_Exercise material_.
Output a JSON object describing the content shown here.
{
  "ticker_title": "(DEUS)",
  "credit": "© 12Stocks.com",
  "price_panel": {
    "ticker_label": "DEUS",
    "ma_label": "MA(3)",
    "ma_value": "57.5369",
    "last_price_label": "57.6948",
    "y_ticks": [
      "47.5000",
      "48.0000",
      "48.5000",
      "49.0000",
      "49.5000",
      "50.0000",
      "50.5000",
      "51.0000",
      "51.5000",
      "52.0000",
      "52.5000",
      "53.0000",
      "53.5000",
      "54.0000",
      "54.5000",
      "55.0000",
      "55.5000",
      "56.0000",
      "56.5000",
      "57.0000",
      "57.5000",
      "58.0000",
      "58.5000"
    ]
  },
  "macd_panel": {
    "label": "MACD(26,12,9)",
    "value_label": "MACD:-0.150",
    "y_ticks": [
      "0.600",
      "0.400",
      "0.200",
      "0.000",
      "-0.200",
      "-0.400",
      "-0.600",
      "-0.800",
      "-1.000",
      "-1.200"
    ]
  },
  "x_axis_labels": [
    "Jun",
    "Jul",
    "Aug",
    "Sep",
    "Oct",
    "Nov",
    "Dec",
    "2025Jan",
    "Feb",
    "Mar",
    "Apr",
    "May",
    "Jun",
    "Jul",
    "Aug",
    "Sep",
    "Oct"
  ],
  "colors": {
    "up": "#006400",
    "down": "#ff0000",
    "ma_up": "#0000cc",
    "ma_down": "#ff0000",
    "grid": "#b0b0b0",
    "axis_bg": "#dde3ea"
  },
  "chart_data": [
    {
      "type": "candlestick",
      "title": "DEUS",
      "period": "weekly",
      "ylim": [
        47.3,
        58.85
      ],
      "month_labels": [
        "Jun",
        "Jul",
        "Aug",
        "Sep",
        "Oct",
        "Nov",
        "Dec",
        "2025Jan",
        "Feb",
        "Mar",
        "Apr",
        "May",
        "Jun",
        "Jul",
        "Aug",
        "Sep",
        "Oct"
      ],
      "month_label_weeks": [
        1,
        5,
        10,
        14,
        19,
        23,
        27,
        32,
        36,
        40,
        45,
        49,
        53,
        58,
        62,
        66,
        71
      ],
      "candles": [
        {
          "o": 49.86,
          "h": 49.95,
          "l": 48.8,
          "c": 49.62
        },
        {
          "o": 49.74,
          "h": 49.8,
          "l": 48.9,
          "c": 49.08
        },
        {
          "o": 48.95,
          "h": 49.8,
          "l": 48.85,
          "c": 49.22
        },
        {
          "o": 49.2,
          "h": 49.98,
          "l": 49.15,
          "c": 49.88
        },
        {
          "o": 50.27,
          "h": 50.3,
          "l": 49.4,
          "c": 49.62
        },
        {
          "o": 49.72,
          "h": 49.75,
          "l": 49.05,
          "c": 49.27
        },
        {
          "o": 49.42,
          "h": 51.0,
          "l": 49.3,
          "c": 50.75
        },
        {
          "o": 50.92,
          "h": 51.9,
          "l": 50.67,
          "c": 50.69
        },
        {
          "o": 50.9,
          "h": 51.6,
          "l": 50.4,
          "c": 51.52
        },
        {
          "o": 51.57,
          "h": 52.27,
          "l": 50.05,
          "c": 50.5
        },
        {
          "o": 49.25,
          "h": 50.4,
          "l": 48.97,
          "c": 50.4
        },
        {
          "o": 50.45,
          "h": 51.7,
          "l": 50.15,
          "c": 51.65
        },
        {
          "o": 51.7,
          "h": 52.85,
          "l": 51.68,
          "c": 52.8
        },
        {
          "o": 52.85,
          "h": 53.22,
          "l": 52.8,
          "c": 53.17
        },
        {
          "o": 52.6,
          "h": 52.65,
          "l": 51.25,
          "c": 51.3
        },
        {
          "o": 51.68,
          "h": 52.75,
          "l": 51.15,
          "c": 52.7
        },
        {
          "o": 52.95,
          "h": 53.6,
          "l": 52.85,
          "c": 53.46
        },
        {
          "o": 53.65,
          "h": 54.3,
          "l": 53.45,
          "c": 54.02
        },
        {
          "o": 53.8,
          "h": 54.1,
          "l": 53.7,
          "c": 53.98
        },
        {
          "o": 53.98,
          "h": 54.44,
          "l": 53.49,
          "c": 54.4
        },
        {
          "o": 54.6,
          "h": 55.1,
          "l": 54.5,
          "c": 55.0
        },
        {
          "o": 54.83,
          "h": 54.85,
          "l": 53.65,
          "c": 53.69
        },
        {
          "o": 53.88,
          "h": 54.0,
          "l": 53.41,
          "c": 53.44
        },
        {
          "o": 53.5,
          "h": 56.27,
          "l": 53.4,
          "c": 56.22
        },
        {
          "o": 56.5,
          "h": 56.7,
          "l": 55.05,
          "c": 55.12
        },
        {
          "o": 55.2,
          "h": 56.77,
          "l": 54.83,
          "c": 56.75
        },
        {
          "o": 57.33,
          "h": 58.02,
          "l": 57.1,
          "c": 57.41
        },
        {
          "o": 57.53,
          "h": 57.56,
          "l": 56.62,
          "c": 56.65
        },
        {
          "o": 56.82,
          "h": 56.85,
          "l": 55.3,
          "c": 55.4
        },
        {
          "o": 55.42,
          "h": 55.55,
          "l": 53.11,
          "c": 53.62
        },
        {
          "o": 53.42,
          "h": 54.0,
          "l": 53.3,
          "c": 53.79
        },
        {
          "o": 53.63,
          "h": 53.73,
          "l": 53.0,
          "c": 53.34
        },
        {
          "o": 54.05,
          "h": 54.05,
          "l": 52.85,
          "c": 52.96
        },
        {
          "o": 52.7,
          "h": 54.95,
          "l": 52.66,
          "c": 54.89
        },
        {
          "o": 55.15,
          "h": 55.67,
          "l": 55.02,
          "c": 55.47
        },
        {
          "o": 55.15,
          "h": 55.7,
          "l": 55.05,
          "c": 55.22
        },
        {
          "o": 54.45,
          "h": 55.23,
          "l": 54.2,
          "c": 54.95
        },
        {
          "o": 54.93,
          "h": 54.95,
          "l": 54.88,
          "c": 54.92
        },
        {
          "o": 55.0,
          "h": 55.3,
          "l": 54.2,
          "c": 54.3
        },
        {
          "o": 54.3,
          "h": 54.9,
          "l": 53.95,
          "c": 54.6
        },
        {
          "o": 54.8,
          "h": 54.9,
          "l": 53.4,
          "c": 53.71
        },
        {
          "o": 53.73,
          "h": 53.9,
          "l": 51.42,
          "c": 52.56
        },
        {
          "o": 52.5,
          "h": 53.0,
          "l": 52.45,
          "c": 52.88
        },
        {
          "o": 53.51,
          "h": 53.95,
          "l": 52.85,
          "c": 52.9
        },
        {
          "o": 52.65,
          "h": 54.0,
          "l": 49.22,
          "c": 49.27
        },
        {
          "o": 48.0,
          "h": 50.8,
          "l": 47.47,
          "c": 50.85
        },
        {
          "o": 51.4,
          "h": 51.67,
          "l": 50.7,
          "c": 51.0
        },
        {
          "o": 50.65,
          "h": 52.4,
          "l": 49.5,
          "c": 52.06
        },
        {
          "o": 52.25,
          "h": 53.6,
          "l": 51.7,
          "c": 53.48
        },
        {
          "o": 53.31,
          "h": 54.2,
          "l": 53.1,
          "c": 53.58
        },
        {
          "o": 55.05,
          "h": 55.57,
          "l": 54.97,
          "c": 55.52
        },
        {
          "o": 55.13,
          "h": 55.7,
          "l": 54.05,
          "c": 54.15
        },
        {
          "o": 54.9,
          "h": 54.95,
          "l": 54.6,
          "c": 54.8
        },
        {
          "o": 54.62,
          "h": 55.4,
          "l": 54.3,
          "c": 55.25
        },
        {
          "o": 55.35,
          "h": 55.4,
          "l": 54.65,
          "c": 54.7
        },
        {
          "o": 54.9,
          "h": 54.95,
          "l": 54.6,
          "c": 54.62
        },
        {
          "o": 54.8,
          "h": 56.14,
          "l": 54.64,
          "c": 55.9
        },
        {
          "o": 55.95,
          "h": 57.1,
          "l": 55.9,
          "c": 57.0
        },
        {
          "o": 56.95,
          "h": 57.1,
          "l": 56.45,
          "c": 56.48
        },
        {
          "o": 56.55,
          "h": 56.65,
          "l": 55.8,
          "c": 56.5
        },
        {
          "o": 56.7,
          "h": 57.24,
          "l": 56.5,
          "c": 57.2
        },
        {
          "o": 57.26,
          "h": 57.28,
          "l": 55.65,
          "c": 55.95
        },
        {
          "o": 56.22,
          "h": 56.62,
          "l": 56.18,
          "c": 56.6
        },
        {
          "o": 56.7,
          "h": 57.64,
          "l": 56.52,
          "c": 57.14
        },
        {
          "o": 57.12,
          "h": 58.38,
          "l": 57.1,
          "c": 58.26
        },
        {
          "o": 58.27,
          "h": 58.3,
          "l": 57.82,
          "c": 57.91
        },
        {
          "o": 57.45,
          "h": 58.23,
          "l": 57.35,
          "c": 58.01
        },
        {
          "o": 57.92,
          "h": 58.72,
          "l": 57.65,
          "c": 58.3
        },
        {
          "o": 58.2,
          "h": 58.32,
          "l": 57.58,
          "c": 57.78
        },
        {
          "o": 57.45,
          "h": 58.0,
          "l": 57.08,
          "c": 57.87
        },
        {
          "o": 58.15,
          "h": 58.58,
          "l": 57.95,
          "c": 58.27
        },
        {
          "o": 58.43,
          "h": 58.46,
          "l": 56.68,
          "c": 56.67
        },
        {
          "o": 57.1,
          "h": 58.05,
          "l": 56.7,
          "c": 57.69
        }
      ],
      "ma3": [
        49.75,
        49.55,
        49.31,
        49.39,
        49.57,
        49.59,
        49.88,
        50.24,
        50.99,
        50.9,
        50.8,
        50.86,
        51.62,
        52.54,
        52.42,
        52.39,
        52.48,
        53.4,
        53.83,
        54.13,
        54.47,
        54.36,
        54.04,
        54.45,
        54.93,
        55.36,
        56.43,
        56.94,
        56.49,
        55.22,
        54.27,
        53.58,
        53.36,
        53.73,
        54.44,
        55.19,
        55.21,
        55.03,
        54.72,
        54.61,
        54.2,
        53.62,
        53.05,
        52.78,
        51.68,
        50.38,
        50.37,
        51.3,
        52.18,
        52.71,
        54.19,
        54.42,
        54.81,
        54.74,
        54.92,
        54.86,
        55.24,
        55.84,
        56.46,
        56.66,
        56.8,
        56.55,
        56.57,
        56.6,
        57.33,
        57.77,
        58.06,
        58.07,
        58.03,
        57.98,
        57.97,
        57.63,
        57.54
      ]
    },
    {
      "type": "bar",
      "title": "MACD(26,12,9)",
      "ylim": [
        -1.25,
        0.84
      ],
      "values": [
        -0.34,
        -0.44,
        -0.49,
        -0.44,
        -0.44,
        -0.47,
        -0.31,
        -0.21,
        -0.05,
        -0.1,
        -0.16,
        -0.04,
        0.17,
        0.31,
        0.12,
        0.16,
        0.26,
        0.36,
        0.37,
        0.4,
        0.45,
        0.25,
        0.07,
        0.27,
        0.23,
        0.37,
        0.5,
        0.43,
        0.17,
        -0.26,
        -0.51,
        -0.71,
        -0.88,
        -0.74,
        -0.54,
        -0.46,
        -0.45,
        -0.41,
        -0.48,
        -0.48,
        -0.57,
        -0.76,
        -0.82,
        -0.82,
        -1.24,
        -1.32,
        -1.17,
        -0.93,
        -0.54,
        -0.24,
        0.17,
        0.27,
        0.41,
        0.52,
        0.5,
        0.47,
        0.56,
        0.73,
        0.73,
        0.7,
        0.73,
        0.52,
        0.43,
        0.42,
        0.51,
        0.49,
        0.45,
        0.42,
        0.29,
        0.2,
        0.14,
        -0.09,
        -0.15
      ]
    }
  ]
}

_Work to complete_.
List all lines where "DEUS" occurs.

_Worked answer_.
  "ticker_title": "(DEUS)",
    "ticker_label": "DEUS",
      "title": "DEUS",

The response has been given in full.